─── RECORD EXTRACTS
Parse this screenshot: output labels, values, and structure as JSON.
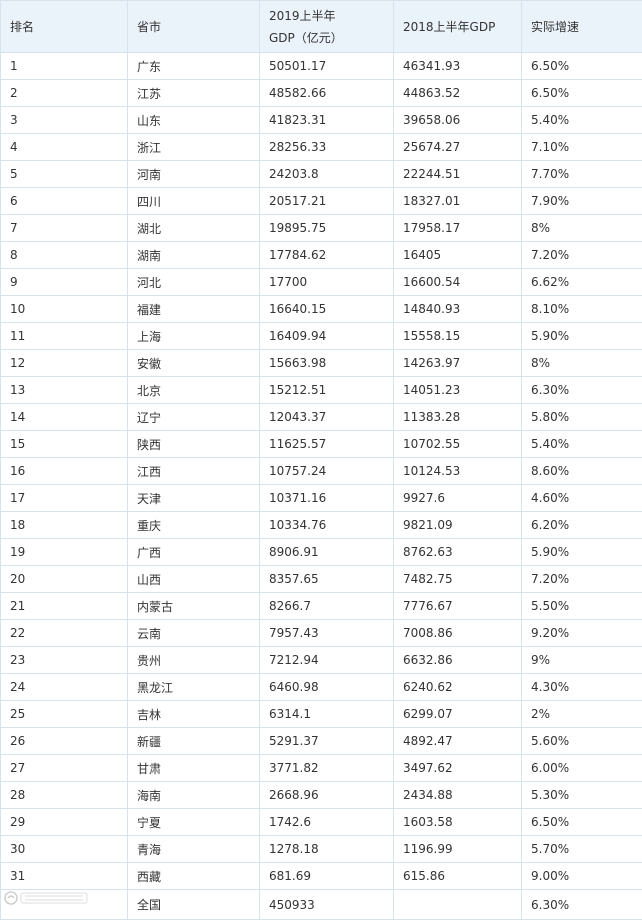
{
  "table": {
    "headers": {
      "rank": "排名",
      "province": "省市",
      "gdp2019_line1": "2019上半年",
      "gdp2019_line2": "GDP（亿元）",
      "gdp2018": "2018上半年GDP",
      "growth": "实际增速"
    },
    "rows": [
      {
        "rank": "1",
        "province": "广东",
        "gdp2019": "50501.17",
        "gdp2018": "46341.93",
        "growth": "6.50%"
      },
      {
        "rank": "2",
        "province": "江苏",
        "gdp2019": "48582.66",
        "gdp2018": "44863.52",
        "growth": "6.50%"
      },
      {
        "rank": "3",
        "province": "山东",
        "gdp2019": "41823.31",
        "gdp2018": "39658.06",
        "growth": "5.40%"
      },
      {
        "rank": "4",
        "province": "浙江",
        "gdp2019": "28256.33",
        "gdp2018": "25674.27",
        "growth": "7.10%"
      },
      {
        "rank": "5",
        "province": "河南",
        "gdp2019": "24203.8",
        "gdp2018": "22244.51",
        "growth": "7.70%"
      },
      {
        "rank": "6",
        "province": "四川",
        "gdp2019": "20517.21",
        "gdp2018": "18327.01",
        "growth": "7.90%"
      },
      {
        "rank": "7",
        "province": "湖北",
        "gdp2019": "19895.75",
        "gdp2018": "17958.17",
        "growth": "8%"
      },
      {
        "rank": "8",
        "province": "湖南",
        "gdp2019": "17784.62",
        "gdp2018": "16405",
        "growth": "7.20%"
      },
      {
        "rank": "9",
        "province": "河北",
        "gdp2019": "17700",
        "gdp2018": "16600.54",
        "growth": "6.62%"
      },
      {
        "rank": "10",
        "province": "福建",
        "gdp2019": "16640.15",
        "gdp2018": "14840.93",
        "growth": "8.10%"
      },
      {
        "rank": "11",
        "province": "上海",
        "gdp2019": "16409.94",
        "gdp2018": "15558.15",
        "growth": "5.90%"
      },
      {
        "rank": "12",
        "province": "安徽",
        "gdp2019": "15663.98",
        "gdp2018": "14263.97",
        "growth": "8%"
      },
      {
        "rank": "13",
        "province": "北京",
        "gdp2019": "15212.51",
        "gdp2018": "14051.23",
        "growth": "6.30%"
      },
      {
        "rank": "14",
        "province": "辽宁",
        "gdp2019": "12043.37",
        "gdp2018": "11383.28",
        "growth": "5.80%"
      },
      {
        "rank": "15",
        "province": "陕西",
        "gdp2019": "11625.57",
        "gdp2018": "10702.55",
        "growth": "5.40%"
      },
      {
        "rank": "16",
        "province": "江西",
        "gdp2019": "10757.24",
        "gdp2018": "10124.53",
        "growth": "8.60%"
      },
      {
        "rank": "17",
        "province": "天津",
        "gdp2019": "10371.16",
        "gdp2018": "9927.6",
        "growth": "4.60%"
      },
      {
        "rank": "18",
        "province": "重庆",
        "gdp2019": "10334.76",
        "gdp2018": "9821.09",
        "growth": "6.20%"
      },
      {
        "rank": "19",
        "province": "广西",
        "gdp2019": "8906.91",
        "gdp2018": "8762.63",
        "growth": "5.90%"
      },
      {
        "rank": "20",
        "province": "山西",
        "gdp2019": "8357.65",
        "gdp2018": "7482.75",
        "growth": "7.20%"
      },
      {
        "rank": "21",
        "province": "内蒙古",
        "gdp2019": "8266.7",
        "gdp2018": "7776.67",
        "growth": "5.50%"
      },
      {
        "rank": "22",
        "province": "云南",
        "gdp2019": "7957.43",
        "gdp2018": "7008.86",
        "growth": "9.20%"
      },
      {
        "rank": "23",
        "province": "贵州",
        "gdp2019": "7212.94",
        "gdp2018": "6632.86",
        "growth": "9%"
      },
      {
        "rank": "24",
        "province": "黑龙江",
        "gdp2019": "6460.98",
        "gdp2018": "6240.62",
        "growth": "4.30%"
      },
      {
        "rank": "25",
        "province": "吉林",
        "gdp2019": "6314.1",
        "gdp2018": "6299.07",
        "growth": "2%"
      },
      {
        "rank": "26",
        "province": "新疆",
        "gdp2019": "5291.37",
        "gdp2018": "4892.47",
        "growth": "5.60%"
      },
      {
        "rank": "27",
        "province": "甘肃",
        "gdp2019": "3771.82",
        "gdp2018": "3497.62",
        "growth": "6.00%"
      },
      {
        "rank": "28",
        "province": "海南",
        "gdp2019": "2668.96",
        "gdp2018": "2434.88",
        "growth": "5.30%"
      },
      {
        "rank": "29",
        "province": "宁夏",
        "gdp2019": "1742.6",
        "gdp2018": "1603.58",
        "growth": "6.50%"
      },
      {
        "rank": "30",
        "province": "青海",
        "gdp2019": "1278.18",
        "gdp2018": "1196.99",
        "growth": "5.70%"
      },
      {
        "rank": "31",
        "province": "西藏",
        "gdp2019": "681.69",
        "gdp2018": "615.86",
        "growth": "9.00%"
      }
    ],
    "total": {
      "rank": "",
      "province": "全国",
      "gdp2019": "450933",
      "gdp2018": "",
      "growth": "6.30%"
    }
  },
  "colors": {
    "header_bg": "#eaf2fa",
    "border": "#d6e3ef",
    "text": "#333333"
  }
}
──────
Leaving aside the images, write out the entries above word for word.

Parse this screenshot: output labels, values, and structure as JSON.
{
  "table": {
    "headers": {
      "rank": "排名",
      "province": "省市",
      "gdp2019_line1": "2019上半年",
      "gdp2019_line2": "GDP（亿元）",
      "gdp2018": "2018上半年GDP",
      "growth": "实际增速"
    },
    "rows": [
      {
        "rank": "1",
        "province": "广东",
        "gdp2019": "50501.17",
        "gdp2018": "46341.93",
        "growth": "6.50%"
      },
      {
        "rank": "2",
        "province": "江苏",
        "gdp2019": "48582.66",
        "gdp2018": "44863.52",
        "growth": "6.50%"
      },
      {
        "rank": "3",
        "province": "山东",
        "gdp2019": "41823.31",
        "gdp2018": "39658.06",
        "growth": "5.40%"
      },
      {
        "rank": "4",
        "province": "浙江",
        "gdp2019": "28256.33",
        "gdp2018": "25674.27",
        "growth": "7.10%"
      },
      {
        "rank": "5",
        "province": "河南",
        "gdp2019": "24203.8",
        "gdp2018": "22244.51",
        "growth": "7.70%"
      },
      {
        "rank": "6",
        "province": "四川",
        "gdp2019": "20517.21",
        "gdp2018": "18327.01",
        "growth": "7.90%"
      },
      {
        "rank": "7",
        "province": "湖北",
        "gdp2019": "19895.75",
        "gdp2018": "17958.17",
        "growth": "8%"
      },
      {
        "rank": "8",
        "province": "湖南",
        "gdp2019": "17784.62",
        "gdp2018": "16405",
        "growth": "7.20%"
      },
      {
        "rank": "9",
        "province": "河北",
        "gdp2019": "17700",
        "gdp2018": "16600.54",
        "growth": "6.62%"
      },
      {
        "rank": "10",
        "province": "福建",
        "gdp2019": "16640.15",
        "gdp2018": "14840.93",
        "growth": "8.10%"
      },
      {
        "rank": "11",
        "province": "上海",
        "gdp2019": "16409.94",
        "gdp2018": "15558.15",
        "growth": "5.90%"
      },
      {
        "rank": "12",
        "province": "安徽",
        "gdp2019": "15663.98",
        "gdp2018": "14263.97",
        "growth": "8%"
      },
      {
        "rank": "13",
        "province": "北京",
        "gdp2019": "15212.51",
        "gdp2018": "14051.23",
        "growth": "6.30%"
      },
      {
        "rank": "14",
        "province": "辽宁",
        "gdp2019": "12043.37",
        "gdp2018": "11383.28",
        "growth": "5.80%"
      },
      {
        "rank": "15",
        "province": "陕西",
        "gdp2019": "11625.57",
        "gdp2018": "10702.55",
        "growth": "5.40%"
      },
      {
        "rank": "16",
        "province": "江西",
        "gdp2019": "10757.24",
        "gdp2018": "10124.53",
        "growth": "8.60%"
      },
      {
        "rank": "17",
        "province": "天津",
        "gdp2019": "10371.16",
        "gdp2018": "9927.6",
        "growth": "4.60%"
      },
      {
        "rank": "18",
        "province": "重庆",
        "gdp2019": "10334.76",
        "gdp2018": "9821.09",
        "growth": "6.20%"
      },
      {
        "rank": "19",
        "province": "广西",
        "gdp2019": "8906.91",
        "gdp2018": "8762.63",
        "growth": "5.90%"
      },
      {
        "rank": "20",
        "province": "山西",
        "gdp2019": "8357.65",
        "gdp2018": "7482.75",
        "growth": "7.20%"
      },
      {
        "rank": "21",
        "province": "内蒙古",
        "gdp2019": "8266.7",
        "gdp2018": "7776.67",
        "growth": "5.50%"
      },
      {
        "rank": "22",
        "province": "云南",
        "gdp2019": "7957.43",
        "gdp2018": "7008.86",
        "growth": "9.20%"
      },
      {
        "rank": "23",
        "province": "贵州",
        "gdp2019": "7212.94",
        "gdp2018": "6632.86",
        "growth": "9%"
      },
      {
        "rank": "24",
        "province": "黑龙江",
        "gdp2019": "6460.98",
        "gdp2018": "6240.62",
        "growth": "4.30%"
      },
      {
        "rank": "25",
        "province": "吉林",
        "gdp2019": "6314.1",
        "gdp2018": "6299.07",
        "growth": "2%"
      },
      {
        "rank": "26",
        "province": "新疆",
        "gdp2019": "5291.37",
        "gdp2018": "4892.47",
        "growth": "5.60%"
      },
      {
        "rank": "27",
        "province": "甘肃",
        "gdp2019": "3771.82",
        "gdp2018": "3497.62",
        "growth": "6.00%"
      },
      {
        "rank": "28",
        "province": "海南",
        "gdp2019": "2668.96",
        "gdp2018": "2434.88",
        "growth": "5.30%"
      },
      {
        "rank": "29",
        "province": "宁夏",
        "gdp2019": "1742.6",
        "gdp2018": "1603.58",
        "growth": "6.50%"
      },
      {
        "rank": "30",
        "province": "青海",
        "gdp2019": "1278.18",
        "gdp2018": "1196.99",
        "growth": "5.70%"
      },
      {
        "rank": "31",
        "province": "西藏",
        "gdp2019": "681.69",
        "gdp2018": "615.86",
        "growth": "9.00%"
      }
    ],
    "total": {
      "rank": "",
      "province": "全国",
      "gdp2019": "450933",
      "gdp2018": "",
      "growth": "6.30%"
    }
  },
  "colors": {
    "header_bg": "#eaf2fa",
    "border": "#d6e3ef",
    "text": "#333333"
  }
}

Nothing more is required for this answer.